- _THE TASK_
Output the data below in full, character for character.

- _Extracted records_
▬▬▬▬▬▬
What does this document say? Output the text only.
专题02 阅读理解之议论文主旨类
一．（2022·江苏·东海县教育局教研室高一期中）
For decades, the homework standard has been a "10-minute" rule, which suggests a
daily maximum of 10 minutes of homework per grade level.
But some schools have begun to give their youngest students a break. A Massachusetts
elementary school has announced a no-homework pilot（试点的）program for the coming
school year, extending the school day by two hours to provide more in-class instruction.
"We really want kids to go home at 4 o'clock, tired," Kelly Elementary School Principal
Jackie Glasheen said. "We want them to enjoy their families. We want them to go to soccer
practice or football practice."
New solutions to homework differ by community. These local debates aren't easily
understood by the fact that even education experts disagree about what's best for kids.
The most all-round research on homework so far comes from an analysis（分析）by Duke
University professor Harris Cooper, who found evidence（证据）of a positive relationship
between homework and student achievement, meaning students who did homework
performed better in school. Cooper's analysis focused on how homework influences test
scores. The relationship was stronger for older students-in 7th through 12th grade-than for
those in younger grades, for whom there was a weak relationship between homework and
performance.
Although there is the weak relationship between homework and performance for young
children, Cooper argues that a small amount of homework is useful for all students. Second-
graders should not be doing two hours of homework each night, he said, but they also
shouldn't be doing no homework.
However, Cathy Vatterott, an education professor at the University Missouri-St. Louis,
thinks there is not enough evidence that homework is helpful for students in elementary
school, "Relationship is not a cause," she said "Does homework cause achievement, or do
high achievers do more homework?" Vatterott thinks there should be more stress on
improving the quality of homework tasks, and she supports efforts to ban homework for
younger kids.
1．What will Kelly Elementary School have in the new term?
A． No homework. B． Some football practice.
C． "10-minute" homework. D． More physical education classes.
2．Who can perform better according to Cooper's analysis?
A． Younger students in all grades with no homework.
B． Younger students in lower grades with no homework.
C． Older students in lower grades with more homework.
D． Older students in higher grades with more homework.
▬▬▬▬▬▬
- _WRITTEN ANSWER_
What does this document say? Output the text only.
专题02 阅读理解之议论文主旨类
一．（2022·江苏·东海县教育局教研室高一期中）
For decades, the homework standard has been a "10-minute" rule, which suggests a
daily maximum of 10 minutes of homework per grade level.
But some schools have begun to give their youngest students a break. A Massachusetts
elementary school has announced a no-homework pilot（试点的）program for the coming
school year, extending the school day by two hours to provide more in-class instruction.
"We really want kids to go home at 4 o'clock, tired," Kelly Elementary School Principal
Jackie Glasheen said. "We want them to enjoy their families. We want them to go to soccer
practice or football practice."
New solutions to homework differ by community. These local debates aren't easily
understood by the fact that even education experts disagree about what's best for kids.
The most all-round research on homework so far comes from an analysis（分析）by Duke
University professor Harris Cooper, who found evidence（证据）of a positive relationship
between homework and student achievement, meaning students who did homework
performed better in school. Cooper's analysis focused on how homework influences test
scores. The relationship was stronger for older students-in 7th through 12th grade-than for
those in younger grades, for whom there was a weak relationship between homework and
performance.
Although there is the weak relationship between homework and performance for young
children, Cooper argues that a small amount of homework is useful for all students. Second-
graders should not be doing two hours of homework each night, he said, but they also
shouldn't be doing no homework.
However, Cathy Vatterott, an education professor at the University Missouri-St. Louis,
thinks there is not enough evidence that homework is helpful for students in elementary
school, "Relationship is not a cause," she said "Does homework cause achievement, or do
high achievers do more homework?" Vatterott thinks there should be more stress on
improving the quality of homework tasks, and she supports efforts to ban homework for
younger kids.
1．What will Kelly Elementary School have in the new term?
A． No homework. B． Some football practice.
C． "10-minute" homework. D． More physical education classes.
2．Who can perform better according to Cooper's analysis?
A． Younger students in all grades with no homework.
B． Younger students in lower grades with no homework.
C． Older students in lower grades with more homework.
D． Older students in higher grades with more homework.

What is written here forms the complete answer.